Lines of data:

»»

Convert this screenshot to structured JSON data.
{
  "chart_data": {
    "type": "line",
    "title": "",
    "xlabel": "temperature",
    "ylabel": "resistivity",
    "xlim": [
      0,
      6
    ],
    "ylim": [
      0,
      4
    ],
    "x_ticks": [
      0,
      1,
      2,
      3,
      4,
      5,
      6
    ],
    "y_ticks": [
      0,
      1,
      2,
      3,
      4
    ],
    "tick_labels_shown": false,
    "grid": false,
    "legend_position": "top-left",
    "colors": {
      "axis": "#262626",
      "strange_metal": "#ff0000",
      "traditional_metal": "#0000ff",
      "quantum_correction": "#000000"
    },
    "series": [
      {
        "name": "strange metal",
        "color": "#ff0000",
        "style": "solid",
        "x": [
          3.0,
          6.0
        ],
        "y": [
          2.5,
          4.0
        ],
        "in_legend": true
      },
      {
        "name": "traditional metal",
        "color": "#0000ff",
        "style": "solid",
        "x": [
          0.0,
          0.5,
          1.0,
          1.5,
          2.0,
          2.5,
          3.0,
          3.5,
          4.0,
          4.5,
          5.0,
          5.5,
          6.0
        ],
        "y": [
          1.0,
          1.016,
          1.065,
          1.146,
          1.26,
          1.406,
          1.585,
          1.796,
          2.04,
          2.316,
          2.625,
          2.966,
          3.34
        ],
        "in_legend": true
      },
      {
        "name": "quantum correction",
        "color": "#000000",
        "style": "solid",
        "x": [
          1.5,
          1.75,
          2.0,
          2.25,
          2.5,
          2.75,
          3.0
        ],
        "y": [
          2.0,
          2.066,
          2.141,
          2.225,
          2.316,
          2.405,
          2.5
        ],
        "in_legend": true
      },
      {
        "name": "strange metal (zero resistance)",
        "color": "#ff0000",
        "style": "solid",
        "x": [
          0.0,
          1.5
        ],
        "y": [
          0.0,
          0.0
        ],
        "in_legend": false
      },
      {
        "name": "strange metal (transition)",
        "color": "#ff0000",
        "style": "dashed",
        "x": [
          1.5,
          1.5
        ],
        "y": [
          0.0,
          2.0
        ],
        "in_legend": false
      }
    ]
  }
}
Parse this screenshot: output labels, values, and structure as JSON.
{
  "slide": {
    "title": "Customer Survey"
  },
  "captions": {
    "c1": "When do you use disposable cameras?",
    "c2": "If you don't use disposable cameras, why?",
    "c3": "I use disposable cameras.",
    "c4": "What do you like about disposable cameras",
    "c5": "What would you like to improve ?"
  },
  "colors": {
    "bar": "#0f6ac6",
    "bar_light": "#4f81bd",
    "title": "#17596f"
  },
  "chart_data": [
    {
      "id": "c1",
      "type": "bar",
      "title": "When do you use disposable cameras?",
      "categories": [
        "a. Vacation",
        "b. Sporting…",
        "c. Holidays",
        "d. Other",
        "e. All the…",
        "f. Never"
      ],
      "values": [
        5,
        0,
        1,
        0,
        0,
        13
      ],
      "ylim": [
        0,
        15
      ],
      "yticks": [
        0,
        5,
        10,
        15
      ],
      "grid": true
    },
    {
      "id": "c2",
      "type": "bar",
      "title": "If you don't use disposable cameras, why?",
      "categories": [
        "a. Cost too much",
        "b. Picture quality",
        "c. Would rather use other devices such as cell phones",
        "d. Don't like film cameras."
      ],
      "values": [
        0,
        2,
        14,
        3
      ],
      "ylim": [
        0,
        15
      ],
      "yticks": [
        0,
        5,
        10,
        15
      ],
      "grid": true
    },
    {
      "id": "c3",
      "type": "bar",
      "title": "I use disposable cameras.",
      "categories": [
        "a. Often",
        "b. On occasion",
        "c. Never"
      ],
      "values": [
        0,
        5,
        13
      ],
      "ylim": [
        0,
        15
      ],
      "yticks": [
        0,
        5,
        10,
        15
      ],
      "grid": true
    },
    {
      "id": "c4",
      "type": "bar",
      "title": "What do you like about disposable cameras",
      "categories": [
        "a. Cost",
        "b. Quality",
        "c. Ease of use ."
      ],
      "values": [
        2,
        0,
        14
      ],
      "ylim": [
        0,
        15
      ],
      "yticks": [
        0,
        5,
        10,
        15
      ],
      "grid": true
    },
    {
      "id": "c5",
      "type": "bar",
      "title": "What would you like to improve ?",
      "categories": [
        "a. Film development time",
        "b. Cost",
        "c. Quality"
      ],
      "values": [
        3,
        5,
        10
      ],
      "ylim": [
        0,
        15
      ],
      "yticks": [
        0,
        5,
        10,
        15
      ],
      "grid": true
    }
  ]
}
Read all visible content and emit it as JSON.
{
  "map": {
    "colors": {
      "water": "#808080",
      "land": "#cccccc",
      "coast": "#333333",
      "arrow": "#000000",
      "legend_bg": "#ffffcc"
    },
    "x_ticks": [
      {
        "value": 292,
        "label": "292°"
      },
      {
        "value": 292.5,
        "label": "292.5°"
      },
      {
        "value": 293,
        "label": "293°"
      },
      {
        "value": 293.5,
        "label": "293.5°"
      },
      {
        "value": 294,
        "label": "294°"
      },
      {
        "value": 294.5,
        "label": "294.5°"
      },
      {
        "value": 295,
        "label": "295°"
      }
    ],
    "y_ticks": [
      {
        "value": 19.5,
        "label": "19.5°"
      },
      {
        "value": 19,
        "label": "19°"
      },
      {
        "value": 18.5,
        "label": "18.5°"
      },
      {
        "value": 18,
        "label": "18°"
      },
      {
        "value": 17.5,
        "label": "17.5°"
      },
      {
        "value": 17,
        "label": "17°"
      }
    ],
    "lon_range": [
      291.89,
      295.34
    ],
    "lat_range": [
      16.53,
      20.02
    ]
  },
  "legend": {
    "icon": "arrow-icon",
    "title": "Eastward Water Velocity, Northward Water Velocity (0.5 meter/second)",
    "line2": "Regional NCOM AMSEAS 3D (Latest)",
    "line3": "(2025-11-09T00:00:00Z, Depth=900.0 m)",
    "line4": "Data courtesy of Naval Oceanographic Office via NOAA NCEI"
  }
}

««

From the entries above, copy every line that holds the word "cameras".

    "c1": "When do you use disposable cameras?",
    "c2": "If you don't use disposable cameras, why?",
    "c3": "I use disposable cameras.",
    "c4": "What do you like about disposable cameras",
      "title": "When do you use disposable cameras?",
      "title": "If you don't use disposable cameras, why?",
        "d. Don't like film cameras."
      "title": "I use disposable cameras.",
      "title": "What do you like about disposable cameras",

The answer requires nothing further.